-- EXERCISE GOAL --
Using the records that follow, copy every line containing the word "document".

-- INPUT ROWS --
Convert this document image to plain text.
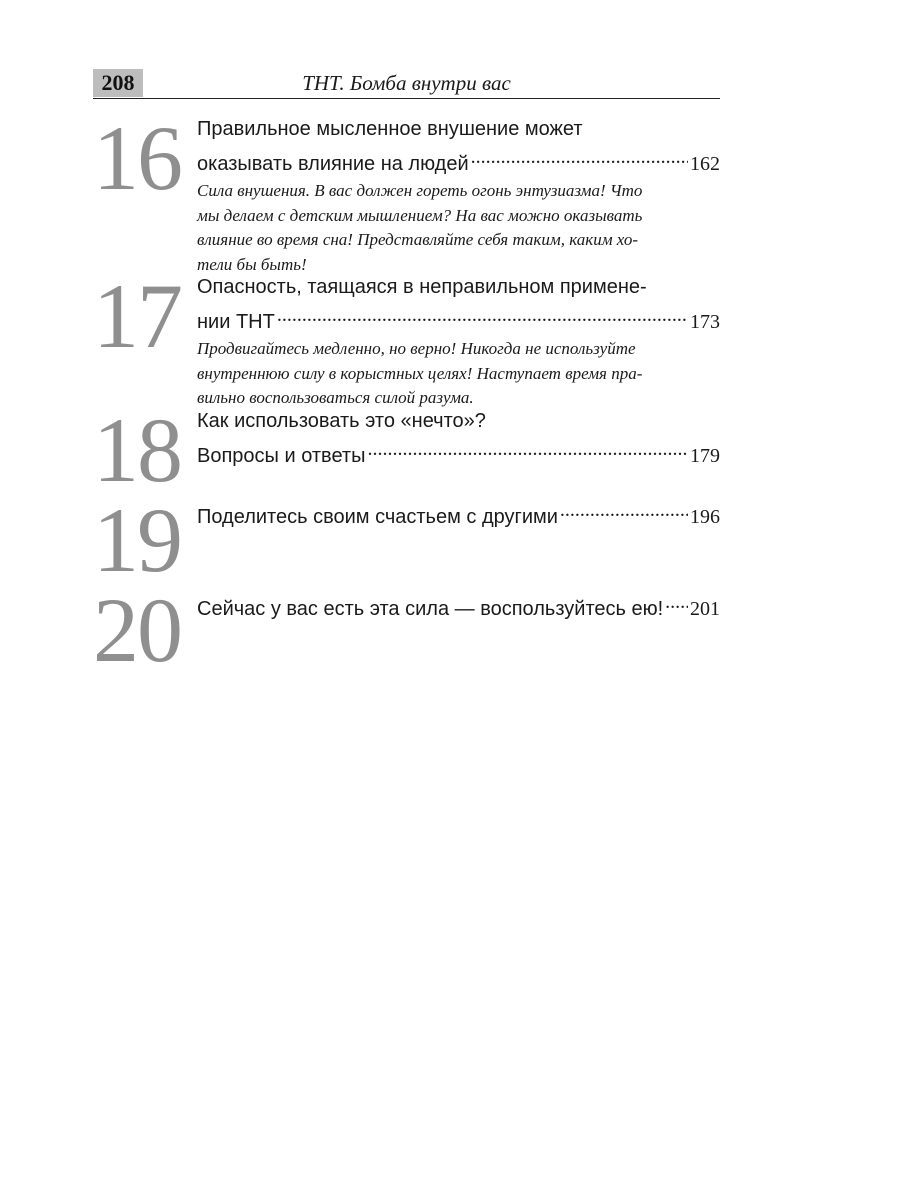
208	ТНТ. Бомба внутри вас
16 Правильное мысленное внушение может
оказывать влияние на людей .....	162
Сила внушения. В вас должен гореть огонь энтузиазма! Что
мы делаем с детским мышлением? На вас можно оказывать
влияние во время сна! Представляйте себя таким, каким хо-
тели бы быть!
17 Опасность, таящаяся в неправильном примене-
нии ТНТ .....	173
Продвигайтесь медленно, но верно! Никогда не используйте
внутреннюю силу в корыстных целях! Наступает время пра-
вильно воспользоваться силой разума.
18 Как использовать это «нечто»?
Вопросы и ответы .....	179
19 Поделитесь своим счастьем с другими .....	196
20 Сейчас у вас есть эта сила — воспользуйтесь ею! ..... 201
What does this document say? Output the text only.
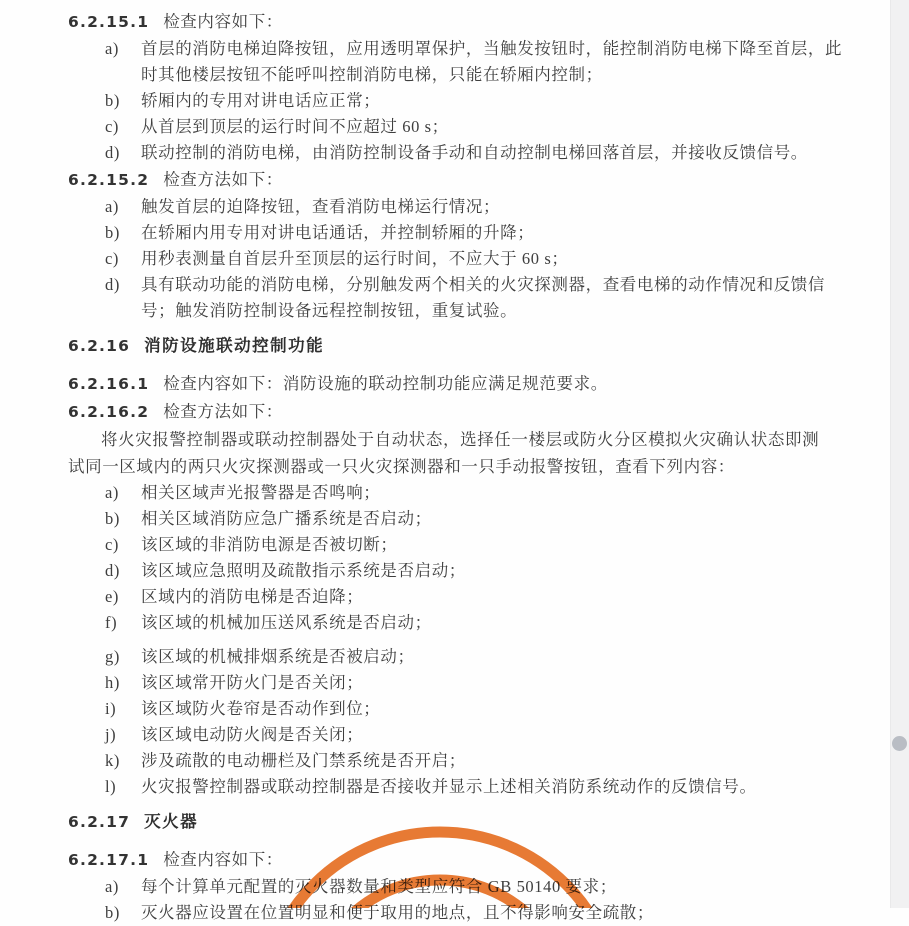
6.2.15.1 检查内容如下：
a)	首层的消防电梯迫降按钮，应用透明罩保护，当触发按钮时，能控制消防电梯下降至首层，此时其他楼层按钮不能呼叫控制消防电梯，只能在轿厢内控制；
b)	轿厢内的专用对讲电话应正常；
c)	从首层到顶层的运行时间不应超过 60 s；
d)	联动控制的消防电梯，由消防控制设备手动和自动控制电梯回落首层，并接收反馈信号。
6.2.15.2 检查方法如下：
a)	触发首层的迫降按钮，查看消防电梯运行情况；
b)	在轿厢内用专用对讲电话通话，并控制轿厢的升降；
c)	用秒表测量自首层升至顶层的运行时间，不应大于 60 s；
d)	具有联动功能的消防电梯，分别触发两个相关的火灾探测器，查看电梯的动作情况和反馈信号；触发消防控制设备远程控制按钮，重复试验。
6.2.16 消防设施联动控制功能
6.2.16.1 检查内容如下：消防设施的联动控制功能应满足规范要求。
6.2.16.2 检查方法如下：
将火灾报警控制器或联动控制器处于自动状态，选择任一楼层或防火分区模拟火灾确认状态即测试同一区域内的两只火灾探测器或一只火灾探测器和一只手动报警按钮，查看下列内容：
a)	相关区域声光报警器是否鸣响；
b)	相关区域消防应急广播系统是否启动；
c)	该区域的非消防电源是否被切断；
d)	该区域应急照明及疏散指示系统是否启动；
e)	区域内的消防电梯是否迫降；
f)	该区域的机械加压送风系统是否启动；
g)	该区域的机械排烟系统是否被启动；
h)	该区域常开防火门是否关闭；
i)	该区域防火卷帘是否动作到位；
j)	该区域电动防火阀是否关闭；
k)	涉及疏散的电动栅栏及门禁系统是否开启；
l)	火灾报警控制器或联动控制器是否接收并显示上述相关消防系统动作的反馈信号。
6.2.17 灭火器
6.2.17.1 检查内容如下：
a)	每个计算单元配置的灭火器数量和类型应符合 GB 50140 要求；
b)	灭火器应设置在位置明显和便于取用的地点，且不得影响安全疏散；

-- FULL ANSWER --
Convert this document image to plain text.
What does this document say? Output the text only.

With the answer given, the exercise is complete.